_REQUIREMENTS:_
Copy every line of the material below without changing anything.

(Stored data)

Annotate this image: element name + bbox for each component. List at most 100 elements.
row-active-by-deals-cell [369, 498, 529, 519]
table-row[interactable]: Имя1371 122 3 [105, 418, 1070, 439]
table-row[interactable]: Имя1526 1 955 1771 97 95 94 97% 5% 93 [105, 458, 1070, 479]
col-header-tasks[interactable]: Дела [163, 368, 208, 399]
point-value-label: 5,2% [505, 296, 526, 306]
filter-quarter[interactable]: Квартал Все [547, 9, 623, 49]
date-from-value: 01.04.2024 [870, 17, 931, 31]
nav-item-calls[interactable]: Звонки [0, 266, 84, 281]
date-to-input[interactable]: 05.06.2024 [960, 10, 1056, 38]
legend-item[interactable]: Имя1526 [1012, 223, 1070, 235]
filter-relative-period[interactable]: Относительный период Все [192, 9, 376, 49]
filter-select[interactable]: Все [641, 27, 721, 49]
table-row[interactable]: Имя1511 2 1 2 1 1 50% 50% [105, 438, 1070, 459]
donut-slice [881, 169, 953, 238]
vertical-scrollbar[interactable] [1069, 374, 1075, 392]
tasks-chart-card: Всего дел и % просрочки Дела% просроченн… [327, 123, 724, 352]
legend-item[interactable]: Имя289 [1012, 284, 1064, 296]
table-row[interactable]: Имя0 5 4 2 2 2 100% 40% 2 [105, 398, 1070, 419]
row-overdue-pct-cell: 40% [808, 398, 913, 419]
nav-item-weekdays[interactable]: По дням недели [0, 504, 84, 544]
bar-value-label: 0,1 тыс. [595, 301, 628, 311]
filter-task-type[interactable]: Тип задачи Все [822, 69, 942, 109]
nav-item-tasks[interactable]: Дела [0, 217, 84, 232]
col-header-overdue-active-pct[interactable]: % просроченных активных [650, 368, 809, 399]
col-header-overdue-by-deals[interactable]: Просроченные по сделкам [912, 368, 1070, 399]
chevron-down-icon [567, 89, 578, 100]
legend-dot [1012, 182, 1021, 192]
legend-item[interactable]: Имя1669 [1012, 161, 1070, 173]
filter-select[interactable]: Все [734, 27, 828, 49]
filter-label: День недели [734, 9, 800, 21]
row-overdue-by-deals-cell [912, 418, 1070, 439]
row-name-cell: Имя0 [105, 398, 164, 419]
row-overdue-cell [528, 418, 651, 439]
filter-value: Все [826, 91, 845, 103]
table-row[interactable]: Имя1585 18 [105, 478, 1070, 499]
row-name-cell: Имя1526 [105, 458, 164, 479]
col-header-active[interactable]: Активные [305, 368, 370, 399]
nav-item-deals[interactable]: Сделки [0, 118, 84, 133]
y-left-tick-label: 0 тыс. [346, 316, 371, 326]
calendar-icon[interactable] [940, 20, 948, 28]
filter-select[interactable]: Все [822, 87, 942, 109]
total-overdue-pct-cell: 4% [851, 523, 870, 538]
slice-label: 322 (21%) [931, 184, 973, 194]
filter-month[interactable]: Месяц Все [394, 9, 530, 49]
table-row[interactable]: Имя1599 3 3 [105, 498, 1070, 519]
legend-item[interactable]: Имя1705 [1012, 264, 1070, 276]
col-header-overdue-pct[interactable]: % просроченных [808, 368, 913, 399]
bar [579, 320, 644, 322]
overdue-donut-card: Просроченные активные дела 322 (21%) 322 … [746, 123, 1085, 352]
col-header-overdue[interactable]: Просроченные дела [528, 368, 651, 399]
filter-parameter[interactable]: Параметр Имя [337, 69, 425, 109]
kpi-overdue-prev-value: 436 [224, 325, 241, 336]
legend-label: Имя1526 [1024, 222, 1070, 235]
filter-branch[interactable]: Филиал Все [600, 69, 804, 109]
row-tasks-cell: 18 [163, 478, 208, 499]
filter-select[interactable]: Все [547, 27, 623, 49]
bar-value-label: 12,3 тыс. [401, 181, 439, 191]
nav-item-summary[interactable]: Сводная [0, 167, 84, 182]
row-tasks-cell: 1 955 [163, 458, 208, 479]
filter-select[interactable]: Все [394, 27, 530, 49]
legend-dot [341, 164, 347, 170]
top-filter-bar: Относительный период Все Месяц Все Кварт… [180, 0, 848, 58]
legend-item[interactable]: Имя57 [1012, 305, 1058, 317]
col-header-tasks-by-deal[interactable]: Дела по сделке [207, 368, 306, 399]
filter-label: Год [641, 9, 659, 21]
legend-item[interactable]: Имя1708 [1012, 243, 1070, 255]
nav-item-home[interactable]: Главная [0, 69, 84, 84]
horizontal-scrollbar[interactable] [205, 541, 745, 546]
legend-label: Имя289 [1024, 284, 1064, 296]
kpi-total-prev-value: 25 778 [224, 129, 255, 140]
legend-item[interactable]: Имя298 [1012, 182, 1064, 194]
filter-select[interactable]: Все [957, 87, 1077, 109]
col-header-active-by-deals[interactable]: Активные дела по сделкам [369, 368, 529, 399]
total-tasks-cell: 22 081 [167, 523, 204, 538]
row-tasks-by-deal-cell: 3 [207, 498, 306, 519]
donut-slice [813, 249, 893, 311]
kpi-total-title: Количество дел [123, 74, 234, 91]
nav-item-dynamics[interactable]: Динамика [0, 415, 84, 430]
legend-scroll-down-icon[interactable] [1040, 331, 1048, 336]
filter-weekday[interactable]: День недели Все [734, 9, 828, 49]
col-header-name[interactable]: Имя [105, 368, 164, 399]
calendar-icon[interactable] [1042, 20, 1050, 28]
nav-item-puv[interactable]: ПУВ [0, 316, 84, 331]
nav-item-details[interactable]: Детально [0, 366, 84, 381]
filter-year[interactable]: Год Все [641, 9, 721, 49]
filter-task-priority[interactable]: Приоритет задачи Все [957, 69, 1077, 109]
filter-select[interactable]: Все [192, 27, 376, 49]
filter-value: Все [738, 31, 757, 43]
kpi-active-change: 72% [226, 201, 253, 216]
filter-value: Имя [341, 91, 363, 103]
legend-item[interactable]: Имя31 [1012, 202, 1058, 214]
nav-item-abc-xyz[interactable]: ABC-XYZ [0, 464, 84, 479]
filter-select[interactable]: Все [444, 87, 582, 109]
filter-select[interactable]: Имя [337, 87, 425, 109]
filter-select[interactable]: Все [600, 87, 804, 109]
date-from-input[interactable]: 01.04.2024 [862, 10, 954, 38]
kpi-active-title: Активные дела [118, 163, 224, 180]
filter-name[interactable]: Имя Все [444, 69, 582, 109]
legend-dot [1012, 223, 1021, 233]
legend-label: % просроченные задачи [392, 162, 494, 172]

_TASK RESPONSE:_
Annotate this image: element name + bbox for each component. List at most 100 elements.
row-active-by-deals-cell [369, 498, 529, 519]
table-row[interactable]: Имя1371 122 3 [105, 418, 1070, 439]
table-row[interactable]: Имя1526 1 955 1771 97 95 94 97% 5% 93 [105, 458, 1070, 479]
col-header-tasks[interactable]: Дела [163, 368, 208, 399]
point-value-label: 5,2% [505, 296, 526, 306]
filter-quarter[interactable]: Квартал Все [547, 9, 623, 49]
date-from-value: 01.04.2024 [870, 17, 931, 31]
nav-item-calls[interactable]: Звонки [0, 266, 84, 281]
date-to-input[interactable]: 05.06.2024 [960, 10, 1056, 38]
legend-item[interactable]: Имя1526 [1012, 223, 1070, 235]
filter-relative-period[interactable]: Относительный период Все [192, 9, 376, 49]
filter-select[interactable]: Все [641, 27, 721, 49]
table-row[interactable]: Имя1511 2 1 2 1 1 50% 50% [105, 438, 1070, 459]
donut-slice [881, 169, 953, 238]
vertical-scrollbar[interactable] [1069, 374, 1075, 392]
tasks-chart-card: Всего дел и % просрочки Дела% просроченн… [327, 123, 724, 352]
legend-item[interactable]: Имя289 [1012, 284, 1064, 296]
table-row[interactable]: Имя0 5 4 2 2 2 100% 40% 2 [105, 398, 1070, 419]
row-overdue-pct-cell: 40% [808, 398, 913, 419]
nav-item-weekdays[interactable]: По дням недели [0, 504, 84, 544]
bar-value-label: 0,1 тыс. [595, 301, 628, 311]
filter-task-type[interactable]: Тип задачи Все [822, 69, 942, 109]
nav-item-tasks[interactable]: Дела [0, 217, 84, 232]
col-header-overdue-active-pct[interactable]: % просроченных активных [650, 368, 809, 399]
col-header-overdue-by-deals[interactable]: Просроченные по сделкам [912, 368, 1070, 399]
chevron-down-icon [567, 89, 578, 100]
legend-dot [1012, 182, 1021, 192]
legend-item[interactable]: Имя1669 [1012, 161, 1070, 173]
filter-select[interactable]: Все [734, 27, 828, 49]
filter-label: День недели [734, 9, 800, 21]
row-overdue-by-deals-cell [912, 418, 1070, 439]
row-name-cell: Имя0 [105, 398, 164, 419]
row-overdue-cell [528, 418, 651, 439]
filter-value: Все [826, 91, 845, 103]
table-row[interactable]: Имя1585 18 [105, 478, 1070, 499]
row-name-cell: Имя1526 [105, 458, 164, 479]
col-header-active[interactable]: Активные [305, 368, 370, 399]
nav-item-deals[interactable]: Сделки [0, 118, 84, 133]
y-left-tick-label: 0 тыс. [346, 316, 371, 326]
calendar-icon[interactable] [940, 20, 948, 28]
filter-select[interactable]: Все [822, 87, 942, 109]
total-overdue-pct-cell: 4% [851, 523, 870, 538]
slice-label: 322 (21%) [931, 184, 973, 194]
filter-month[interactable]: Месяц Все [394, 9, 530, 49]
table-row[interactable]: Имя1599 3 3 [105, 498, 1070, 519]
legend-item[interactable]: Имя1705 [1012, 264, 1070, 276]
col-header-overdue-pct[interactable]: % просроченных [808, 368, 913, 399]
bar [579, 320, 644, 322]
overdue-donut-card: Просроченные активные дела 322 (21%) 322 … [746, 123, 1085, 352]
col-header-overdue[interactable]: Просроченные дела [528, 368, 651, 399]
filter-parameter[interactable]: Параметр Имя [337, 69, 425, 109]
kpi-overdue-prev-value: 436 [224, 325, 241, 336]
legend-label: Имя1526 [1024, 222, 1070, 235]
filter-branch[interactable]: Филиал Все [600, 69, 804, 109]
row-tasks-cell: 18 [163, 478, 208, 499]
filter-select[interactable]: Все [547, 27, 623, 49]
bar-value-label: 12,3 тыс. [401, 181, 439, 191]
nav-item-summary[interactable]: Сводная [0, 167, 84, 182]
row-tasks-cell: 1 955 [163, 458, 208, 479]
filter-select[interactable]: Все [394, 27, 530, 49]
legend-dot [341, 164, 347, 170]
top-filter-bar: Относительный период Все Месяц Все Кварт… [180, 0, 848, 58]
legend-item[interactable]: Имя57 [1012, 305, 1058, 317]
col-header-tasks-by-deal[interactable]: Дела по сделке [207, 368, 306, 399]
filter-label: Год [641, 9, 659, 21]
legend-item[interactable]: Имя1708 [1012, 243, 1070, 255]
nav-item-home[interactable]: Главная [0, 69, 84, 84]
horizontal-scrollbar[interactable] [205, 541, 745, 546]
legend-label: Имя289 [1024, 284, 1064, 296]
kpi-total-prev-value: 25 778 [224, 129, 255, 140]
legend-item[interactable]: Имя298 [1012, 182, 1064, 194]
filter-select[interactable]: Все [957, 87, 1077, 109]
col-header-active-by-deals[interactable]: Активные дела по сделкам [369, 368, 529, 399]
total-tasks-cell: 22 081 [167, 523, 204, 538]
row-tasks-by-deal-cell: 3 [207, 498, 306, 519]
donut-slice [813, 249, 893, 311]
kpi-total-title: Количество дел [123, 74, 234, 91]
nav-item-dynamics[interactable]: Динамика [0, 415, 84, 430]
legend-scroll-down-icon[interactable] [1040, 331, 1048, 336]
filter-weekday[interactable]: День недели Все [734, 9, 828, 49]
col-header-name[interactable]: Имя [105, 368, 164, 399]
calendar-icon[interactable] [1042, 20, 1050, 28]
nav-item-puv[interactable]: ПУВ [0, 316, 84, 331]
nav-item-details[interactable]: Детально [0, 366, 84, 381]
filter-year[interactable]: Год Все [641, 9, 721, 49]
filter-task-priority[interactable]: Приоритет задачи Все [957, 69, 1077, 109]
filter-select[interactable]: Все [192, 27, 376, 49]
filter-value: Все [738, 31, 757, 43]
kpi-active-change: 72% [226, 201, 253, 216]
filter-value: Имя [341, 91, 363, 103]
legend-item[interactable]: Имя31 [1012, 202, 1058, 214]
nav-item-abc-xyz[interactable]: ABC-XYZ [0, 464, 84, 479]
filter-select[interactable]: Все [444, 87, 582, 109]
filter-select[interactable]: Имя [337, 87, 425, 109]
filter-select[interactable]: Все [600, 87, 804, 109]
date-from-input[interactable]: 01.04.2024 [862, 10, 954, 38]
kpi-active-title: Активные дела [118, 163, 224, 180]
filter-name[interactable]: Имя Все [444, 69, 582, 109]
legend-dot [1012, 223, 1021, 233]
legend-label: % просроченные задачи [392, 162, 494, 172]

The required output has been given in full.